| Challenge |
Using the listing below, select the lines with the word "content" and copy them.

[Start Entries shown]

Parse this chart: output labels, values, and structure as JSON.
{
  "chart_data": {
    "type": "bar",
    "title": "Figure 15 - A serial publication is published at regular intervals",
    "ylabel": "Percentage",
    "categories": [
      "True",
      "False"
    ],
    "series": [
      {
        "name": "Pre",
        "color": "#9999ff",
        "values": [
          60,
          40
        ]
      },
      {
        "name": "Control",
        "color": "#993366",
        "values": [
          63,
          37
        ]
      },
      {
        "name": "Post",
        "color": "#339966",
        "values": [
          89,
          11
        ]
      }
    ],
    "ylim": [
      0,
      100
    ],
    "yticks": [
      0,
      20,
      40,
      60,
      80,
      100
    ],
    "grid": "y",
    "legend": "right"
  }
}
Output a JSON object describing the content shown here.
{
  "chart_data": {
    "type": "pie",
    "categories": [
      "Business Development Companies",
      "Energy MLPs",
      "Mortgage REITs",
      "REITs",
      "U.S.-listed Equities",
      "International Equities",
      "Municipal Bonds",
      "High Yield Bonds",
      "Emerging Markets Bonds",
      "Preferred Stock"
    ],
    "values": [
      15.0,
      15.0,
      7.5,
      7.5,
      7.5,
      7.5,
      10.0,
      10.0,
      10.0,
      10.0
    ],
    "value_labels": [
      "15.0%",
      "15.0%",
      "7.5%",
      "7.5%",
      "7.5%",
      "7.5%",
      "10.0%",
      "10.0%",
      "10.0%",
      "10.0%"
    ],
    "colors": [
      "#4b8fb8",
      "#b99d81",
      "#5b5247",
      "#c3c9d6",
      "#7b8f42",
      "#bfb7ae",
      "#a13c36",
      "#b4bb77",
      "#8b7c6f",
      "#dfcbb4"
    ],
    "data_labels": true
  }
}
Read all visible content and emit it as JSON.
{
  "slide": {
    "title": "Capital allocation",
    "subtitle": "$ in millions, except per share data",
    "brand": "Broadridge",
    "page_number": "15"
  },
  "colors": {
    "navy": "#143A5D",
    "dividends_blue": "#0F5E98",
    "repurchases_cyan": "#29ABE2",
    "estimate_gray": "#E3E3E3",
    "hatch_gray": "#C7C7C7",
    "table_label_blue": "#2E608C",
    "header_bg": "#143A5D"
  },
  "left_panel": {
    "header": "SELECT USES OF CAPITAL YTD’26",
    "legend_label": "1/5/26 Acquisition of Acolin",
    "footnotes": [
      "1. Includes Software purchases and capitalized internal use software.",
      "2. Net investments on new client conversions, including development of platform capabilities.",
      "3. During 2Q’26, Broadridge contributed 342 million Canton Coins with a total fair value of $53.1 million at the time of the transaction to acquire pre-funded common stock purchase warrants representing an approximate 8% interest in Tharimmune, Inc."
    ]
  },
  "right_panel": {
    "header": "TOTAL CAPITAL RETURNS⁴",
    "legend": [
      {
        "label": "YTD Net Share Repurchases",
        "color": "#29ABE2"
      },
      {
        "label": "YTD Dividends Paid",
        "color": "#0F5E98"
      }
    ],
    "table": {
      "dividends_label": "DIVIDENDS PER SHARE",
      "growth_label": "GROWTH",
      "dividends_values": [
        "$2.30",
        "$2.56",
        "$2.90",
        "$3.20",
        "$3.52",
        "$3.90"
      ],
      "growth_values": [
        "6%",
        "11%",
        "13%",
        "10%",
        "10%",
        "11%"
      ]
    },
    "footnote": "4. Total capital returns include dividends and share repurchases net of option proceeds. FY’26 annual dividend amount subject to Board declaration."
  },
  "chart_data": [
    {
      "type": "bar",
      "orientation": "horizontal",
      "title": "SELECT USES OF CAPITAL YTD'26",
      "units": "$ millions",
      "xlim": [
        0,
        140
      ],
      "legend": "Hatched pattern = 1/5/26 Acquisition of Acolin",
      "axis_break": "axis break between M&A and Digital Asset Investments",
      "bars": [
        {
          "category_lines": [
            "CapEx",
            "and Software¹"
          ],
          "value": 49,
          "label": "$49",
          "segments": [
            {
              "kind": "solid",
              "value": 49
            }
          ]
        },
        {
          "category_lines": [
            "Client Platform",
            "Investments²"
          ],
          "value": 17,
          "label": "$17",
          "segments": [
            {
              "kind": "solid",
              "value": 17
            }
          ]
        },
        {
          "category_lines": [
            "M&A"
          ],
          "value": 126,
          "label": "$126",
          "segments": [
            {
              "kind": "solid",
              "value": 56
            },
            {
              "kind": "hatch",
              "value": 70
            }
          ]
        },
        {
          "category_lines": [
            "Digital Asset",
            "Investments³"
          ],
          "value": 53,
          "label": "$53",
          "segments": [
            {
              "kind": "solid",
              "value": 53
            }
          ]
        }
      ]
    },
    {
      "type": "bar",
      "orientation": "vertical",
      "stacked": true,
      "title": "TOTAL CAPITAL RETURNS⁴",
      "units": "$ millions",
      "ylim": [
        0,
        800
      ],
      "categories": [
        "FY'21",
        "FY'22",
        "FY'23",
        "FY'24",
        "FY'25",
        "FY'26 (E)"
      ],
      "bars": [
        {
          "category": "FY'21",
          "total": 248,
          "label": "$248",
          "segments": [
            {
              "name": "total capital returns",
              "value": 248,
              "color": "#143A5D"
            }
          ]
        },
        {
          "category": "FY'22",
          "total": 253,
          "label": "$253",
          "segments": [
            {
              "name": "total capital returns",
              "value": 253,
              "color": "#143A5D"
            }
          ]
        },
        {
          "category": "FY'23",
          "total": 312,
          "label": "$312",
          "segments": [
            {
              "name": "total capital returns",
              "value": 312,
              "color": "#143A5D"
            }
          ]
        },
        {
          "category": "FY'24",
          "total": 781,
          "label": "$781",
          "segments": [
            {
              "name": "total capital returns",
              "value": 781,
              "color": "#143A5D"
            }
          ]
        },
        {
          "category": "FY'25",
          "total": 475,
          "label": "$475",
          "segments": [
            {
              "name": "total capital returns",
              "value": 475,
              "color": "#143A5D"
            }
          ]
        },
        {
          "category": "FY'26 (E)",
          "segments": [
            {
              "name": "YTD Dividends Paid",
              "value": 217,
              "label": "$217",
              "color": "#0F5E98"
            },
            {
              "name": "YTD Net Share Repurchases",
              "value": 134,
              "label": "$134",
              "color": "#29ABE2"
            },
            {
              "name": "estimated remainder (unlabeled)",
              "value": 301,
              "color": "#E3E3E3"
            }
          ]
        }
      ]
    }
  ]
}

[End Entries shown]

| Answer to this problem |
Output a JSON object describing the content shown here.
Read all visible content and emit it as JSON.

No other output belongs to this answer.